> **What is required**
Where a line contains the word "subtitle", copy that line from the records below.

Data extract: Begin

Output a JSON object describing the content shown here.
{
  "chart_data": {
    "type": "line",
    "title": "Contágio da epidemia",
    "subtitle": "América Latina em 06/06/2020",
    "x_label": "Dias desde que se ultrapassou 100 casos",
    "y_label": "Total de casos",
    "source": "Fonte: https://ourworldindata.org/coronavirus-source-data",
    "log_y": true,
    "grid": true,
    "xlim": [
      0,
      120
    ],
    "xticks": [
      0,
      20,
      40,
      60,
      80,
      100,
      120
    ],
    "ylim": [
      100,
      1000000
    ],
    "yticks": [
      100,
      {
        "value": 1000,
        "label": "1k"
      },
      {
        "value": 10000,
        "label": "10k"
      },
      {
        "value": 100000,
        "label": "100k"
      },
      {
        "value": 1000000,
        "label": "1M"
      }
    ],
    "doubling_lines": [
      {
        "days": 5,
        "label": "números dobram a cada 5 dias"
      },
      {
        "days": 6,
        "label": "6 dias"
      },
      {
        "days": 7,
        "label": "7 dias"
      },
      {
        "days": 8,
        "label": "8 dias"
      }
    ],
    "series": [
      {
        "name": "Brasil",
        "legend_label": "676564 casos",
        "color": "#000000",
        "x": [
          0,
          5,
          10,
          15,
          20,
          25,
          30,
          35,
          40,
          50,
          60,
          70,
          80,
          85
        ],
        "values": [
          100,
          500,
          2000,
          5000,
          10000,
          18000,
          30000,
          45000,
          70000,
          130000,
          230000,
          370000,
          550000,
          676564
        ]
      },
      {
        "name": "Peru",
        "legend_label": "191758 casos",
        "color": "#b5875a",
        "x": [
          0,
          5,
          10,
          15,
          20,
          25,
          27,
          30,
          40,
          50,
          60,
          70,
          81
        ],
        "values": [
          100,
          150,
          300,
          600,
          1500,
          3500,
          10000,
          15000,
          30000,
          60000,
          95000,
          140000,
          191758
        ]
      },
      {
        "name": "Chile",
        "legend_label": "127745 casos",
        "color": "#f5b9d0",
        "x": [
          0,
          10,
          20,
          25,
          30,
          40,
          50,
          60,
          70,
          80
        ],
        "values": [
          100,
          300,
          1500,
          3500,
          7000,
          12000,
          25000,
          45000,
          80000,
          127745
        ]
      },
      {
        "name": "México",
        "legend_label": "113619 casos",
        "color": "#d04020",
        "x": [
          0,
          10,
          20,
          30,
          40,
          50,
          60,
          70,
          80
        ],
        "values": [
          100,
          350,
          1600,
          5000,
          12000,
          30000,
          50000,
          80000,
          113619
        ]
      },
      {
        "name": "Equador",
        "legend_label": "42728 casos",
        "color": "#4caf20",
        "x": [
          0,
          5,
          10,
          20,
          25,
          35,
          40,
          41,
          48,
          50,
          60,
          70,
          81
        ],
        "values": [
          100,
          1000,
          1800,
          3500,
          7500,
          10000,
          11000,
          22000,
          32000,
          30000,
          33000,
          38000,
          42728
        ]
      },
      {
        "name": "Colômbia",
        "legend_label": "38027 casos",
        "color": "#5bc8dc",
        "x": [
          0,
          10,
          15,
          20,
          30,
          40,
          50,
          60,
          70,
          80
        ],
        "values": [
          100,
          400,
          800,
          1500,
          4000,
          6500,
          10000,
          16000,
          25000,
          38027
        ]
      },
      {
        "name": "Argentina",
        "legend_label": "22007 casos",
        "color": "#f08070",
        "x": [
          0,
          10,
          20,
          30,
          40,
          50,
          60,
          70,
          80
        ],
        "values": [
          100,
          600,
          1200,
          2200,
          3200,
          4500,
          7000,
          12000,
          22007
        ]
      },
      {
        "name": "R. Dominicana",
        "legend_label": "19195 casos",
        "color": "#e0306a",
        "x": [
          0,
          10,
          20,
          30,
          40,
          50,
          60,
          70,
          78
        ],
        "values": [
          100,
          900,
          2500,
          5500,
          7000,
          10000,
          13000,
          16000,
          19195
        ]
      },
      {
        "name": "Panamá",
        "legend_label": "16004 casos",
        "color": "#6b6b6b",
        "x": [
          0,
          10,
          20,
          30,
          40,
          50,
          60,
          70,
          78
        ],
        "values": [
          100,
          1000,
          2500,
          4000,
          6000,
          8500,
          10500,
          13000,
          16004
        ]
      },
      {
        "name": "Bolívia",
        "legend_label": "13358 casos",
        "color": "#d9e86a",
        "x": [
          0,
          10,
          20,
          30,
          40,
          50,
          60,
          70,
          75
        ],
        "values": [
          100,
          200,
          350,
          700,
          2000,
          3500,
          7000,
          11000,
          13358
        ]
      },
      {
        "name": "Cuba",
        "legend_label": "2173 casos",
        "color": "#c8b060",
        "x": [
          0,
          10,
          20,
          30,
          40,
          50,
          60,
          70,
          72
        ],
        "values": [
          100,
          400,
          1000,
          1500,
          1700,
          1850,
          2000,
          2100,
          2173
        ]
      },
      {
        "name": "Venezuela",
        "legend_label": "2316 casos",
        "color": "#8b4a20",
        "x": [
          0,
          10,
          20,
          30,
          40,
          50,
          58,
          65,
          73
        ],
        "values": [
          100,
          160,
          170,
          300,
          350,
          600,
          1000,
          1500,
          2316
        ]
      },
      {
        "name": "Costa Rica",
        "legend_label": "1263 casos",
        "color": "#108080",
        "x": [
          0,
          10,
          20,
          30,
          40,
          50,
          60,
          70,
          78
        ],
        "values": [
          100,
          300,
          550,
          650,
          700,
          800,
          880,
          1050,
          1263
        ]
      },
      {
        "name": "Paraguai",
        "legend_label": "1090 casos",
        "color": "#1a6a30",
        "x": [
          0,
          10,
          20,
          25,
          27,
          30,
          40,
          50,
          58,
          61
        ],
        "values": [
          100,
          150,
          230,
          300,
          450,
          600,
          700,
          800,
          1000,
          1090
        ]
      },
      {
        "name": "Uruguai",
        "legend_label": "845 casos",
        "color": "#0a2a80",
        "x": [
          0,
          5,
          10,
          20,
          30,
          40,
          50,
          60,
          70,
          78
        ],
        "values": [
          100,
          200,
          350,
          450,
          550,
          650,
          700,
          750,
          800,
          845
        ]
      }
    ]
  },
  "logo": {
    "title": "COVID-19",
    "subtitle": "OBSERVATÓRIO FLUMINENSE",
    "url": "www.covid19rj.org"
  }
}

Data extract: End

> **Output below**
    "subtitle": "América Latina em 06/06/2020",
    "subtitle": "OBSERVATÓRIO FLUMINENSE",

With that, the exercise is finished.